[Exercise aim]
Collect every line below that contains the word "color".

[Record list]
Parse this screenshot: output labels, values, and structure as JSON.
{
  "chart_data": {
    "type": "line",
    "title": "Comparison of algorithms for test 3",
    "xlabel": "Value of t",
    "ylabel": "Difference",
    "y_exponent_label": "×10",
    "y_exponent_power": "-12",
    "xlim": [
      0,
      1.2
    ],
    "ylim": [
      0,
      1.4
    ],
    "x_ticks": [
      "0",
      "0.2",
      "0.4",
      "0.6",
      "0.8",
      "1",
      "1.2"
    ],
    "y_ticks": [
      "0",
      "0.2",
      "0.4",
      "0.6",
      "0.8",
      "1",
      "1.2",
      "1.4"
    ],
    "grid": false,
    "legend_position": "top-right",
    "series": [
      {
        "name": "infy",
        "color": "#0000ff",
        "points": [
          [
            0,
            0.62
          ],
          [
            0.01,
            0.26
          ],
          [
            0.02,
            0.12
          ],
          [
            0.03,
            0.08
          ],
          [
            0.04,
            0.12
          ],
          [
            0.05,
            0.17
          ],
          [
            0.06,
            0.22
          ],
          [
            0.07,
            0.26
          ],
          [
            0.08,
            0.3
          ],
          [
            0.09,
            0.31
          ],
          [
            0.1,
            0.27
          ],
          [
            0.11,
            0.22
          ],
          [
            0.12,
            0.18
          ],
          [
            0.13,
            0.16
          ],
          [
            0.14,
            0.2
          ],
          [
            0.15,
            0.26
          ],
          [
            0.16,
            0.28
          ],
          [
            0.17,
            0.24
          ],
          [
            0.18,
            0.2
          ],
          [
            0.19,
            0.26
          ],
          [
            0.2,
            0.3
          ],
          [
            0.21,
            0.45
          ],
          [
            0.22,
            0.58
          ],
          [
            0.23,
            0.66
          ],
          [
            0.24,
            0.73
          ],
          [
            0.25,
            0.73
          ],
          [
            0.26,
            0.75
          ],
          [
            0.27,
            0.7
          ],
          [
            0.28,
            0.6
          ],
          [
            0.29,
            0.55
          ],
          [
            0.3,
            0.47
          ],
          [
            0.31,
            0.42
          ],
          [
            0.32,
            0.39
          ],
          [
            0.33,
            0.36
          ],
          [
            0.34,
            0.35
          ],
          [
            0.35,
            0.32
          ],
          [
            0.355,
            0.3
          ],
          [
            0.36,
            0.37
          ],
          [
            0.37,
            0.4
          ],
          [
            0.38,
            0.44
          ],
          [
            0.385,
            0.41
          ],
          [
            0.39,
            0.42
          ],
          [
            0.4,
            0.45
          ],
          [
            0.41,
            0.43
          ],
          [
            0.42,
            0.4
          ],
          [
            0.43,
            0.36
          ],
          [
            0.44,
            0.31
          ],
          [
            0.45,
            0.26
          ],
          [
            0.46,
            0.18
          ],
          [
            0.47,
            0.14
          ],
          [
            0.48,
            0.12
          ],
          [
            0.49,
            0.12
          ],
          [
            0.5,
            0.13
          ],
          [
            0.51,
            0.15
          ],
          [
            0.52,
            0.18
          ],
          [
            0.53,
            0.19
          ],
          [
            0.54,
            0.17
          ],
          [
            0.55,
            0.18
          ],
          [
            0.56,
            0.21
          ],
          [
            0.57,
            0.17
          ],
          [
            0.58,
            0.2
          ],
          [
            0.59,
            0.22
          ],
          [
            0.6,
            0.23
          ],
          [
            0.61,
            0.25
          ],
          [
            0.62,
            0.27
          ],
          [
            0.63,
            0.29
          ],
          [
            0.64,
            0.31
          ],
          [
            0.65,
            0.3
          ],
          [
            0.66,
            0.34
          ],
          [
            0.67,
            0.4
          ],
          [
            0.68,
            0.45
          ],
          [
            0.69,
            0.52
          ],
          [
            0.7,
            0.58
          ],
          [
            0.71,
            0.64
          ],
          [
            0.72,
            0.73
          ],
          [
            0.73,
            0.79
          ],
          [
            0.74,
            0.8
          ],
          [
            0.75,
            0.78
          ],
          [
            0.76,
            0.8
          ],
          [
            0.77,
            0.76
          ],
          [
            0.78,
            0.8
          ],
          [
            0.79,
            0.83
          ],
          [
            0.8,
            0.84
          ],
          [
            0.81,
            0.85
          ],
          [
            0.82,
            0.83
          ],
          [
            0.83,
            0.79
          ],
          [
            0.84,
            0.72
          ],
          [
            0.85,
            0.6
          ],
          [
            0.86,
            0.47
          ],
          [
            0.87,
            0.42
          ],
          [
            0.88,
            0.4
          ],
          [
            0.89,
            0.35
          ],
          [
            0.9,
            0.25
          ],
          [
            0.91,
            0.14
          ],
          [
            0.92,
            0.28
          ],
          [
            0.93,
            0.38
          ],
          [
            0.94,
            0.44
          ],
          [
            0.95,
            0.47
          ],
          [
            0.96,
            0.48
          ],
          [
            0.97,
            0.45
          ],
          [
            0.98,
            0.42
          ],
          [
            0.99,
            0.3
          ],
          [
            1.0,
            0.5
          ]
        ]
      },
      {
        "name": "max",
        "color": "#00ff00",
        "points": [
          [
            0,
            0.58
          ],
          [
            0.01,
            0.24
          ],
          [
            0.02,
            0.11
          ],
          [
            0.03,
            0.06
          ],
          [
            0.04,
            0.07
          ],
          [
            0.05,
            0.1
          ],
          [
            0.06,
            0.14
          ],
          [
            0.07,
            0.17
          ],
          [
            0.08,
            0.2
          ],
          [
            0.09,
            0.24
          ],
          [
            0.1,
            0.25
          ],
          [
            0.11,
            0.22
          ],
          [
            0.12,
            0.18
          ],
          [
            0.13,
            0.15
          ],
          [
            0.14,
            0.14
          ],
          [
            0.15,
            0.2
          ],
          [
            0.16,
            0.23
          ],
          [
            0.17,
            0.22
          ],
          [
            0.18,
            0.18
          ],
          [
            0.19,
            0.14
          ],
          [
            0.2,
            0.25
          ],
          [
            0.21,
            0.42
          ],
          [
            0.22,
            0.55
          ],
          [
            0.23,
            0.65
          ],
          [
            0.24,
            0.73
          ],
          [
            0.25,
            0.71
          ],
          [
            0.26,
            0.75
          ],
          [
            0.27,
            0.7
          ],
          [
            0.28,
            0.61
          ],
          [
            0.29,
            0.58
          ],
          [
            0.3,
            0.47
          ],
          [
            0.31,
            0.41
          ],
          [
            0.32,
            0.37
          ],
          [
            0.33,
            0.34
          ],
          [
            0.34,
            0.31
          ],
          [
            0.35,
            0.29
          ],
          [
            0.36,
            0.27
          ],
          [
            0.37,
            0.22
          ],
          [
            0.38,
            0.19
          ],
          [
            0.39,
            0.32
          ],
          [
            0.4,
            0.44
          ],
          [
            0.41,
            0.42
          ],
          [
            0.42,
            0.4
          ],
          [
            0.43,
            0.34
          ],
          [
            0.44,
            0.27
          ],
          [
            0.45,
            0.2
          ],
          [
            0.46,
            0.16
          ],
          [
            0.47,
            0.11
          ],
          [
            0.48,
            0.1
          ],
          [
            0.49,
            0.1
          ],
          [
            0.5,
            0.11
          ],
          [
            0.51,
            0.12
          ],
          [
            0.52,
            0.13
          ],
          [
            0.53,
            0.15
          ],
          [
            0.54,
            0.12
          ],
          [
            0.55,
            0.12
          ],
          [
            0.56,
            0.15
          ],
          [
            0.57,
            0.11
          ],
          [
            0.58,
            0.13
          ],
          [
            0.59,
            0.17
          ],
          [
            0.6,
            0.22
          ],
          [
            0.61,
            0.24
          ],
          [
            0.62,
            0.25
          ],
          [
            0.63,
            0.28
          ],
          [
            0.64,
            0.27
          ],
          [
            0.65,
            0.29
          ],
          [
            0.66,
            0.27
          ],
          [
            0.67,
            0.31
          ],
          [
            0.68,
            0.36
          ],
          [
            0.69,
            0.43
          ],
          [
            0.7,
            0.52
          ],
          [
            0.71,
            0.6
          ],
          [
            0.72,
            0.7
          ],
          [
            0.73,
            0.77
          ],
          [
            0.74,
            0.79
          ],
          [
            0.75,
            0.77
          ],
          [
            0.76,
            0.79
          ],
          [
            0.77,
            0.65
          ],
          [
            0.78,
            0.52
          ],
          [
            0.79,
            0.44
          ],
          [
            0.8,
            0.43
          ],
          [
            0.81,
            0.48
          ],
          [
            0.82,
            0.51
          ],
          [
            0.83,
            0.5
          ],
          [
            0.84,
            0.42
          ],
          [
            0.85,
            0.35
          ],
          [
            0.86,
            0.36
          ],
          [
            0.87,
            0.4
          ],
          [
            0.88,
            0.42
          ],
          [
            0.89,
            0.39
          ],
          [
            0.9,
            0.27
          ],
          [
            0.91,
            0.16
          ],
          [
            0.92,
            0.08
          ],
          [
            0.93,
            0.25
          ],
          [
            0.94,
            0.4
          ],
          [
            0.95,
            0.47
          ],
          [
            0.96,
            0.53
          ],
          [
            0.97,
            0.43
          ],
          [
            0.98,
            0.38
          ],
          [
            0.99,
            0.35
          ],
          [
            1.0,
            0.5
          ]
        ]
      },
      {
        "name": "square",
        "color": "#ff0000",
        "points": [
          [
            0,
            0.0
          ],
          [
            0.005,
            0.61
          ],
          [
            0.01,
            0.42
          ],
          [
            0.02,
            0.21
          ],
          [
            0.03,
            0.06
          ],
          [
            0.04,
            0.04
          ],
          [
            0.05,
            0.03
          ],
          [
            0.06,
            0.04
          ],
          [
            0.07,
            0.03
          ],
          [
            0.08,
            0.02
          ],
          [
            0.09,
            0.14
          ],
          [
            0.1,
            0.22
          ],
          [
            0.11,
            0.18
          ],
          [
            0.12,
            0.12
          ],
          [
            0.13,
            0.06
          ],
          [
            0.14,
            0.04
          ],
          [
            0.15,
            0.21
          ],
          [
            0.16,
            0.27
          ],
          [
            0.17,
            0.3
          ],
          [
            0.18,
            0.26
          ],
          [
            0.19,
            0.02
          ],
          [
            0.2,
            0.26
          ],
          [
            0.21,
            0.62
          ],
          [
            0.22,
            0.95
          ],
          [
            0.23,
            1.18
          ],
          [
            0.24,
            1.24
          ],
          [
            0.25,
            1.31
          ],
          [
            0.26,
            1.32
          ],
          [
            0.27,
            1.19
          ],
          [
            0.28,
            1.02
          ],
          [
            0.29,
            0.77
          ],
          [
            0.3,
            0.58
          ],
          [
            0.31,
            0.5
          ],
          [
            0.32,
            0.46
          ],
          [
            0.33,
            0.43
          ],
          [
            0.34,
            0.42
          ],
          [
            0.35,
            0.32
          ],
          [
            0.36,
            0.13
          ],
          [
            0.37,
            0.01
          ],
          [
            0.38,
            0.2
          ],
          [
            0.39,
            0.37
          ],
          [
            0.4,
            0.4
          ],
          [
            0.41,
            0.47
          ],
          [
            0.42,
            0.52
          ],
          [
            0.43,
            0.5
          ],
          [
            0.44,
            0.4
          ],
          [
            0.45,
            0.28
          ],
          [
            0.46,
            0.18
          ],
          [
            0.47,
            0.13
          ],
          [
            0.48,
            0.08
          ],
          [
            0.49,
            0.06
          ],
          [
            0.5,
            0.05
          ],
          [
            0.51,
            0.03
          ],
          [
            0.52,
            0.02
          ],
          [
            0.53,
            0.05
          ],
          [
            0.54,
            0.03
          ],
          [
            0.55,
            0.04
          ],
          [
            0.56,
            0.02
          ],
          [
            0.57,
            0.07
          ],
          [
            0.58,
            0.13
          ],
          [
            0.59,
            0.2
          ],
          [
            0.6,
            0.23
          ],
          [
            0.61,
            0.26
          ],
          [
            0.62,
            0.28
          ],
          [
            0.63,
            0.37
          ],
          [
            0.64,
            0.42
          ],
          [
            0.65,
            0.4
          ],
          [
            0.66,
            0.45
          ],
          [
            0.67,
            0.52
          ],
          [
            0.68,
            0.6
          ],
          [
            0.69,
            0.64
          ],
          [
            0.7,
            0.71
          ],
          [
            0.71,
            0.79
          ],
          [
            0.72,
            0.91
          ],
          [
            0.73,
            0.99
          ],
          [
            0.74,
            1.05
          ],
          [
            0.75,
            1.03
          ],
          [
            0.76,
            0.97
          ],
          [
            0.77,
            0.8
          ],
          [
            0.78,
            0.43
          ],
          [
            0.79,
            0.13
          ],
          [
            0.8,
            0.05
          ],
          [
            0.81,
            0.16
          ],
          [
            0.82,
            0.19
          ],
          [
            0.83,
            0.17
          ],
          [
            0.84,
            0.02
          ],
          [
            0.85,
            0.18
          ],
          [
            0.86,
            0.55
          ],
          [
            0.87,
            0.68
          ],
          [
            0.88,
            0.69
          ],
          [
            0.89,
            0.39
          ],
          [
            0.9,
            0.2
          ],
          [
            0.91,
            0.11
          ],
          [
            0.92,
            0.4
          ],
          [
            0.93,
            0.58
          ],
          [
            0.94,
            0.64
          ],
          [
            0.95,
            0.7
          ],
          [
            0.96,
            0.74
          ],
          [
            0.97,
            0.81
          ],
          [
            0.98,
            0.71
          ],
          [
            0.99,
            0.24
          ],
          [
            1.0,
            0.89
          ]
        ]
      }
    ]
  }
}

[Response]
        "color": "#0000ff",
        "color": "#00ff00",
        "color": "#ff0000",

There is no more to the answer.